- [WORK REQUIRED]
Pull every line containing "HILL" from the entries.

[Dataset records]
--------

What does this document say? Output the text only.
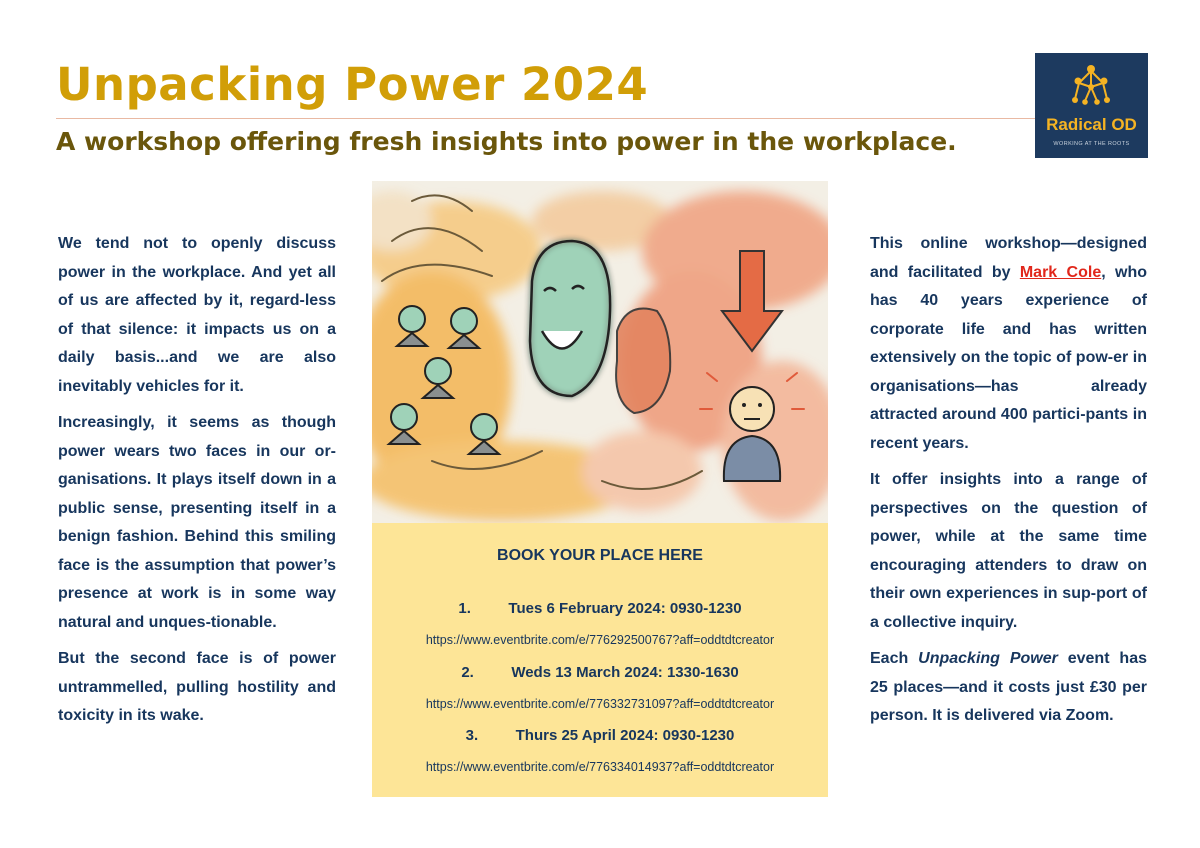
Unpacking Power 2024
A workshop offering fresh insights into power in the workplace.
Radical OD
WORKING AT THE ROOTS

We tend not to openly discuss power in the workplace. And yet all of us are affected by it, regard-less of that silence: it impacts us on a daily basis...and we are also inevitably vehicles for it.

Increasingly, it seems as though power wears two faces in our or-ganisations. It plays itself down in a public sense, presenting itself in a benign fashion. Behind this smiling face is the assumption that power’s presence at work is in some way natural and unques-tionable.

But the second face is of power untrammelled, pulling hostility and toxicity in its wake.

BOOK YOUR PLACE HERE
1. Tues 6 February 2024: 0930-1230
https://www.eventbrite.com/e/776292500767?aff=oddtdtcreator
2. Weds 13 March 2024: 1330-1630
https://www.eventbrite.com/e/776332731097?aff=oddtdtcreator
3. Thurs 25 April 2024: 0930-1230
https://www.eventbrite.com/e/776334014937?aff=oddtdtcreator

This online workshop—designed and facilitated by Mark Cole, who has 40 years experience of corporate life and has written extensively on the topic of pow-er in organisations—has already attracted around 400 partici-pants in recent years.

It offer insights into a range of perspectives on the question of power, while at the same time encouraging attenders to draw on their own experiences in sup-port of a collective inquiry.

Each Unpacking Power event has 25 places—and it costs just £30 per person. It is delivered via Zoom.
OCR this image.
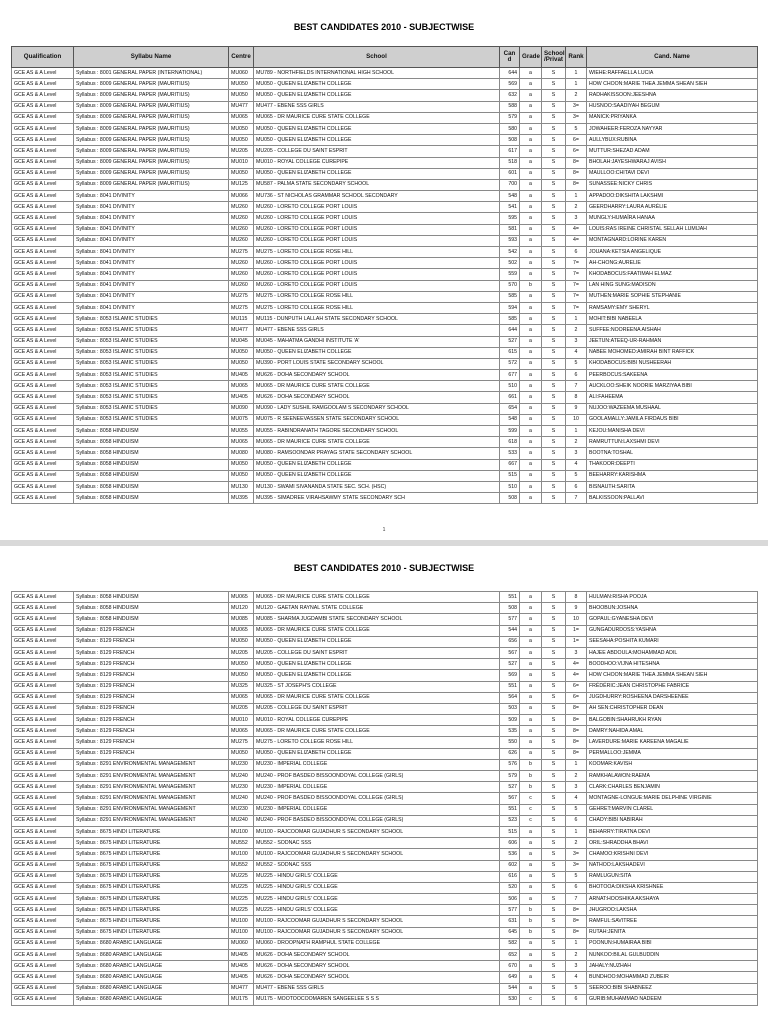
BEST CANDIDATES 2010 - SUBJECTWISE
Qualification	Syllabu Name	Centre	School	Can d	Grade	School /Privat	Rank	Cand. Name
GCE AS & A Level	Syllabus : 8001 GENERAL PAPER (INTERNATIONAL)	MU060	MU789 - NORTHFIELDS INTERNATIONAL HIGH SCHOOL	644	a	S	1	WIEHE:RAFFAELLA LUCIA
GCE AS & A Level	Syllabus : 8009 GENERAL PAPER (MAURITIUS)	MU050	MU050 - QUEEN ELIZABETH COLLEGE	569	a	S	1	HOW CHOON:MARIE THEA JEMMA SHEAN SIEH
GCE AS & A Level	Syllabus : 8009 GENERAL PAPER (MAURITIUS)	MU050	MU050 - QUEEN ELIZABETH COLLEGE	632	a	S	2	RADHAKISSOON:JEESHNA
GCE AS & A Level	Syllabus : 8009 GENERAL PAPER (MAURITIUS)	MU477	MU477 - EBENE SSS GIRLS	588	a	S	3=	HUSNOO:SAADIYAH BEGUM
GCE AS & A Level	Syllabus : 8009 GENERAL PAPER (MAURITIUS)	MU065	MU065 - DR MAURICE CURE STATE COLLEGE	579	a	S	3=	MANICK:PRIYANKA
GCE AS & A Level	Syllabus : 8009 GENERAL PAPER (MAURITIUS)	MU050	MU050 - QUEEN ELIZABETH COLLEGE	580	a	S	5	JOWAHEER:FEROZA NAYYAR
GCE AS & A Level	Syllabus : 8009 GENERAL PAPER (MAURITIUS)	MU050	MU050 - QUEEN ELIZABETH COLLEGE	508	a	S	6=	AULLYBUX:RUBINA
GCE AS & A Level	Syllabus : 8009 GENERAL PAPER (MAURITIUS)	MU205	MU205 - COLLEGE DU SAINT ESPRIT	617	a	S	6=	MUTTUR:SHEZAD ADAM
GCE AS & A Level	Syllabus : 8009 GENERAL PAPER (MAURITIUS)	MU010	MU010 - ROYAL COLLEGE CUREPIPE	518	a	S	8=	BHOLAH:JAYESHWARAJ AVISH
GCE AS & A Level	Syllabus : 8009 GENERAL PAPER (MAURITIUS)	MU050	MU050 - QUEEN ELIZABETH COLLEGE	601	a	S	8=	MAULLOO:CHITAVI DEVI
GCE AS & A Level	Syllabus : 8009 GENERAL PAPER (MAURITIUS)	MU125	MU587 - PALMA STATE SECONDARY SCHOOL	700	a	S	8=	SUNASSEE:NICKY CHRIS
GCE AS & A Level	Syllabus : 8041 DIVINITY	MU066	MU736 - ST NICHOLAS GRAMMAR SCHOOL SECONDARY	548	a	S	1	APPADOO:DIKSHITA LAKSHMI
GCE AS & A Level	Syllabus : 8041 DIVINITY	MU260	MU260 - LORETO COLLEGE PORT LOUIS	541	a	S	2	GEERDHARRY:LAURA AURÉLIE
GCE AS & A Level	Syllabus : 8041 DIVINITY	MU260	MU260 - LORETO COLLEGE PORT LOUIS	595	a	S	3	MUNGLY:HUMAÏRA HANAA
GCE AS & A Level	Syllabus : 8041 DIVINITY	MU260	MU260 - LORETO COLLEGE PORT LOUIS	581	a	S	4=	LOUIS:RAS IREINE CHRISTAL SELLAH LUMIJAH
GCE AS & A Level	Syllabus : 8041 DIVINITY	MU260	MU260 - LORETO COLLEGE PORT LOUIS	593	a	S	4=	MONTAGNARD:LORINE KAREN
GCE AS & A Level	Syllabus : 8041 DIVINITY	MU275	MU275 - LORETO COLLEGE ROSE HILL	542	a	S	6	JOUANA:KETSIA ANGELIQUE
GCE AS & A Level	Syllabus : 8041 DIVINITY	MU260	MU260 - LORETO COLLEGE PORT LOUIS	502	a	S	7=	AH-CHONG:AURELIE
GCE AS & A Level	Syllabus : 8041 DIVINITY	MU260	MU260 - LORETO COLLEGE PORT LOUIS	559	a	S	7=	KHODABOCUS:FAATIMAH ELMAZ
GCE AS & A Level	Syllabus : 8041 DIVINITY	MU260	MU260 - LORETO COLLEGE PORT LOUIS	570	b	S	7=	LAN HING SUNG:MADISON
GCE AS & A Level	Syllabus : 8041 DIVINITY	MU275	MU275 - LORETO COLLEGE ROSE HILL	585	a	S	7=	MUTHEN:MARIE SOPHIE STEPHANIE
GCE AS & A Level	Syllabus : 8041 DIVINITY	MU275	MU275 - LORETO COLLEGE ROSE HILL	594	a	S	7=	RAMSAMY:EMY SHERYL
GCE AS & A Level	Syllabus : 8053 ISLAMIC STUDIES	MU115	MU115 - DUNPUTH LALLAH STATE SECONDARY SCHOOL	585	a	S	1	MOHIT:BIBI NABEELA
GCE AS & A Level	Syllabus : 8053 ISLAMIC STUDIES	MU477	MU477 - EBENE SSS GIRLS	644	a	S	2	SUFFEE:NOOREENA AISHAH
GCE AS & A Level	Syllabus : 8053 ISLAMIC STUDIES	MU045	MU045 - MAHATMA GANDHI INSTITUTE 'A'	527	a	S	3	JEETUN:ATEEQ-UR-RAHMAN
GCE AS & A Level	Syllabus : 8053 ISLAMIC STUDIES	MU050	MU050 - QUEEN ELIZABETH COLLEGE	615	a	S	4	NABEE MOHOMED:AMIRAH BINT RAFFICK
GCE AS & A Level	Syllabus : 8053 ISLAMIC STUDIES	MU050	MU390 - PORT LOUIS STATE SECONDARY SCHOOL	572	a	S	5	KHODABOCUS:BIBI NUSHEERAH
GCE AS & A Level	Syllabus : 8053 ISLAMIC STUDIES	MU405	MU626 - DOHA SECONDARY SCHOOL	677	a	S	6	PEERBOCUS:SAKEENA
GCE AS & A Level	Syllabus : 8053 ISLAMIC STUDIES	MU065	MU065 - DR MAURICE CURE STATE COLLEGE	510	a	S	7	AUCKLOO:SHEIK NOORIE MARZIYAA BIBI
GCE AS & A Level	Syllabus : 8053 ISLAMIC STUDIES	MU405	MU626 - DOHA SECONDARY SCHOOL	661	a	S	8	ALI:FAHEEMA
GCE AS & A Level	Syllabus : 8053 ISLAMIC STUDIES	MU090	MU090 - LADY SUSHIL RAMGOOLAM S SECONDARY SCHOOL	654	a	S	9	NUJOO:WAZEEMA MUSHAAL
GCE AS & A Level	Syllabus : 8053 ISLAMIC STUDIES	MU075	MU075 - R SEENEEVASSEN STATE SECONDARY SCHOOL	548	a	S	10	GOOLAMALLY:JAMILA FIRDAUS BIBI
GCE AS & A Level	Syllabus : 8058 HINDUISM	MU055	MU055 - RABINDRANATH TAGORE SECONDARY SCHOOL	599	a	S	1	KEJOU:MANISHA DEVI
GCE AS & A Level	Syllabus : 8058 HINDUISM	MU065	MU065 - DR MAURICE CURE STATE COLLEGE	618	a	S	2	RAMRUTTUN:LAXSHMI DEVI
GCE AS & A Level	Syllabus : 8058 HINDUISM	MU080	MU080 - RAMSOONDAR PRAYAG STATE SECONDARY SCHOOL	533	a	S	3	BOOTNA:TOSHAL
GCE AS & A Level	Syllabus : 8058 HINDUISM	MU050	MU050 - QUEEN ELIZABETH COLLEGE	667	a	S	4	THAKOOR:DEEPTI
GCE AS & A Level	Syllabus : 8058 HINDUISM	MU050	MU050 - QUEEN ELIZABETH COLLEGE	515	a	S	5	BEEHARRY:KARISHMA
GCE AS & A Level	Syllabus : 8058 HINDUISM	MU130	MU130 - SWAMI SIVANANDA STATE SEC. SCH. (HSC)	510	a	S	6	BISNAUTH:SARITA
GCE AS & A Level	Syllabus : 8058 HINDUISM	MU395	MU395 - SIMADREE VIRAHSAWMY STATE SECONDARY SCH	508	a	S	7	BALKISSOON:PALLAVI
1
BEST CANDIDATES 2010 - SUBJECTWISE
GCE AS & A Level	Syllabus : 8058 HINDUISM	MU065	MU065 - DR MAURICE CURE STATE COLLEGE	551	a	S	8	HULMAN:RISHA POOJA
GCE AS & A Level	Syllabus : 8058 HINDUISM	MU120	MU120 - GAETAN RAYNAL STATE COLLEGE	508	a	S	9	BHOOBUN:JOSHNA
GCE AS & A Level	Syllabus : 8058 HINDUISM	MU085	MU085 - SHARMA JUGDAMBI STATE SECONDARY SCHOOL	577	a	S	10	GOPAUL:GYANESHA DEVI
GCE AS & A Level	Syllabus : 8129 FRENCH	MU065	MU065 - DR MAURICE CURE STATE COLLEGE	544	a	S	1=	GUNGADURDOSS:YASHNA
GCE AS & A Level	Syllabus : 8129 FRENCH	MU050	MU050 - QUEEN ELIZABETH COLLEGE	656	a	S	1=	SEESAHA:POSHITA KUMARI
GCE AS & A Level	Syllabus : 8129 FRENCH	MU205	MU205 - COLLEGE DU SAINT ESPRIT	567	a	S	3	HAJEE ABDOULA:MOHAMMAD ADIL
GCE AS & A Level	Syllabus : 8129 FRENCH	MU050	MU050 - QUEEN ELIZABETH COLLEGE	527	a	S	4=	BOODHOO:VIJNA HITESHNA
GCE AS & A Level	Syllabus : 8129 FRENCH	MU050	MU050 - QUEEN ELIZABETH COLLEGE	569	a	S	4=	HOW CHOON:MARIE THEA JEMMA SHEAN SIEH
GCE AS & A Level	Syllabus : 8129 FRENCH	MU325	MU325 - ST JOSEPH'S COLLEGE	551	a	S	6=	FRÉDÉRIC:JEAN CHRISTOPHE FABRICE
GCE AS & A Level	Syllabus : 8129 FRENCH	MU065	MU065 - DR MAURICE CURE STATE COLLEGE	564	a	S	6=	JUGDHURRY:ROSHEENA DARSHEENEE
GCE AS & A Level	Syllabus : 8129 FRENCH	MU205	MU205 - COLLEGE DU SAINT ESPRIT	503	a	S	8=	AH SEN:CHRISTOPHER DEAN
GCE AS & A Level	Syllabus : 8129 FRENCH	MU010	MU010 - ROYAL COLLEGE CUREPIPE	509	a	S	8=	BALGOBIN:SHAHRUKH RYAN
GCE AS & A Level	Syllabus : 8129 FRENCH	MU065	MU065 - DR MAURICE CURE STATE COLLEGE	535	a	S	8=	DAMRY:NAHIDA AMAL
GCE AS & A Level	Syllabus : 8129 FRENCH	MU275	MU275 - LORETO COLLEGE ROSE HILL	550	a	S	8=	LAVERDURE:MARIE KAREENA MAGALIE
GCE AS & A Level	Syllabus : 8129 FRENCH	MU050	MU050 - QUEEN ELIZABETH COLLEGE	626	a	S	8=	PERMALLOO:JEMMA
GCE AS & A Level	Syllabus : 8291 ENVIRONMENTAL MANAGEMENT	MU230	MU230 - IMPERIAL COLLEGE	576	b	S	1	KOOMAR:KAVISH
GCE AS & A Level	Syllabus : 8291 ENVIRONMENTAL MANAGEMENT	MU240	MU240 - PROF BASDEO BISSOONDOYAL COLLEGE (GIRLS)	579	b	S	2	RAMKHALAWON:RAEMA
GCE AS & A Level	Syllabus : 8291 ENVIRONMENTAL MANAGEMENT	MU230	MU230 - IMPERIAL COLLEGE	527	b	S	3	CLARK:CHARLES BENJAMIN
GCE AS & A Level	Syllabus : 8291 ENVIRONMENTAL MANAGEMENT	MU240	MU240 - PROF BASDEO BISSOONDOYAL COLLEGE (GIRLS)	567	c	S	4	MONTAGNE-LONGUE:MARIE DELPHINE VIRGINIE
GCE AS & A Level	Syllabus : 8291 ENVIRONMENTAL MANAGEMENT	MU230	MU230 - IMPERIAL COLLEGE	551	c	S	5	GEHRET:MARVIN CLAREL
GCE AS & A Level	Syllabus : 8291 ENVIRONMENTAL MANAGEMENT	MU240	MU240 - PROF BASDEO BISSOONDOYAL COLLEGE (GIRLS)	523	c	S	6	CHADY:BIBI NABIRAH
GCE AS & A Level	Syllabus : 8675 HINDI LITERATURE	MU100	MU100 - RAJCOOMAR GUJADHUR S SECONDARY SCHOOL	515	a	S	1	BEHARRY:TIRATNA DEVI
GCE AS & A Level	Syllabus : 8675 HINDI LITERATURE	MU552	MU552 - SODNAC SSS	606	a	S	2	ORIL:SHRADDHA BHAVI
GCE AS & A Level	Syllabus : 8675 HINDI LITERATURE	MU100	MU100 - RAJCOOMAR GUJADHUR S SECONDARY SCHOOL	536	a	S	3=	CHAMOO:KRISHNI DEVI
GCE AS & A Level	Syllabus : 8675 HINDI LITERATURE	MU552	MU552 - SODNAC SSS	602	a	S	3=	NATHOO:LAKSHADEVI
GCE AS & A Level	Syllabus : 8675 HINDI LITERATURE	MU225	MU225 - HINDU GIRLS' COLLEGE	616	a	S	5	RAMLUGUN:SITA
GCE AS & A Level	Syllabus : 8675 HINDI LITERATURE	MU225	MU225 - HINDU GIRLS' COLLEGE	520	a	S	6	BHOTOOA:DIKSHA KRISHNEE
GCE AS & A Level	Syllabus : 8675 HINDI LITERATURE	MU225	MU225 - HINDU GIRLS' COLLEGE	506	a	S	7	ARNAT:HOOSHIKA AKSHAYA
GCE AS & A Level	Syllabus : 8675 HINDI LITERATURE	MU225	MU225 - HINDU GIRLS' COLLEGE	577	b	S	8=	JHUGROO:LAKSHA
GCE AS & A Level	Syllabus : 8675 HINDI LITERATURE	MU100	MU100 - RAJCOOMAR GUJADHUR S SECONDARY SCHOOL	631	b	S	8=	RAMFUL:SAVITREE
GCE AS & A Level	Syllabus : 8675 HINDI LITERATURE	MU100	MU100 - RAJCOOMAR GUJADHUR S SECONDARY SCHOOL	645	b	S	8=	RUTAH:JENITA
GCE AS & A Level	Syllabus : 8680 ARABIC LANGUAGE	MU060	MU060 - DROOPNATH RAMPHUL STATE COLLEGE	582	a	S	1	POONUN:HUMAIRAA BIBI
GCE AS & A Level	Syllabus : 8680 ARABIC LANGUAGE	MU405	MU626 - DOHA SECONDARY SCHOOL	652	a	S	2	NUNKOO:BILAL GULBUDDIN
GCE AS & A Level	Syllabus : 8680 ARABIC LANGUAGE	MU405	MU626 - DOHA SECONDARY SCHOOL	670	a	S	3	JAHALY:NUZHAH
GCE AS & A Level	Syllabus : 8680 ARABIC LANGUAGE	MU405	MU626 - DOHA SECONDARY SCHOOL	649	a	S	4	BUNDHOO:MOHAMMAD ZUBEIR
GCE AS & A Level	Syllabus : 8680 ARABIC LANGUAGE	MU477	MU477 - EBENE SSS GIRLS	544	a	S	5	SEEROO:BIBI SHABNEEZ
GCE AS & A Level	Syllabus : 8680 ARABIC LANGUAGE	MU175	MU175 - MOOTOOCOOMAREN SANGEELEE S S S	530	c	S	6	GURIB:MUHAMMAD NADEEM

--------

- [FULL RESPONSE]
GCE AS & A Level	Syllabus : 8041 DIVINITY	MU275	MU275 - LORETO COLLEGE ROSE HILL	542	a	S	6	JOUANA:KETSIA ANGELIQUE
GCE AS & A Level	Syllabus : 8041 DIVINITY	MU275	MU275 - LORETO COLLEGE ROSE HILL	585	a	S	7=	MUTHEN:MARIE SOPHIE STEPHANIE
GCE AS & A Level	Syllabus : 8041 DIVINITY	MU275	MU275 - LORETO COLLEGE ROSE HILL	594	a	S	7=	RAMSAMY:EMY SHERYL
GCE AS & A Level	Syllabus : 8129 FRENCH	MU275	MU275 - LORETO COLLEGE ROSE HILL	550	a	S	8=	LAVERDURE:MARIE KAREENA MAGALIE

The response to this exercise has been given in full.